_Given data_:
# # # # # # #

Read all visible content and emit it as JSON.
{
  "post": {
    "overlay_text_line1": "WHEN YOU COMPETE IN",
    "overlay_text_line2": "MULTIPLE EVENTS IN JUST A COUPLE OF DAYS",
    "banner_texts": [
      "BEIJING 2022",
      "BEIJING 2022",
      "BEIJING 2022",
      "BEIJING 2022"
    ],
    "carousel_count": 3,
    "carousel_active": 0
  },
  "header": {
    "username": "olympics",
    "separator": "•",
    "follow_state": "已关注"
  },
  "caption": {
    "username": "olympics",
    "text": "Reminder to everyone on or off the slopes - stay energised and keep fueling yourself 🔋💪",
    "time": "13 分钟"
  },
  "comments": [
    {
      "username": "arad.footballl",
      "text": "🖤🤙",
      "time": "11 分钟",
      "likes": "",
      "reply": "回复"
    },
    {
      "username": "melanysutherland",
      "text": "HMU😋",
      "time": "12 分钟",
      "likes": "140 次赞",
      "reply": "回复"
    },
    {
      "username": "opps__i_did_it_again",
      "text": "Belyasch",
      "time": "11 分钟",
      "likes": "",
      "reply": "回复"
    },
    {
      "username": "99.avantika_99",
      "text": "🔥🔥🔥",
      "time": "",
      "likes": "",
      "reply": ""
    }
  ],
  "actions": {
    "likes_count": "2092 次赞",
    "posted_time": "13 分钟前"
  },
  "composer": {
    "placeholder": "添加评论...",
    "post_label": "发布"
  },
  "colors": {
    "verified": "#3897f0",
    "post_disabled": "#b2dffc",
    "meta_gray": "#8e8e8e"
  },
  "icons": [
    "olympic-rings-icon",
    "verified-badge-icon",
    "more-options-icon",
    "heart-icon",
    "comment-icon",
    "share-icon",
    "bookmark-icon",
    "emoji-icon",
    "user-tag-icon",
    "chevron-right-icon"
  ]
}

# # # # # # #

_Exercise_:
Pull out all lines from the listing that contain the string "verified".

_Exercise solution_:
    "verified": "#3897f0",
    "verified-badge-icon",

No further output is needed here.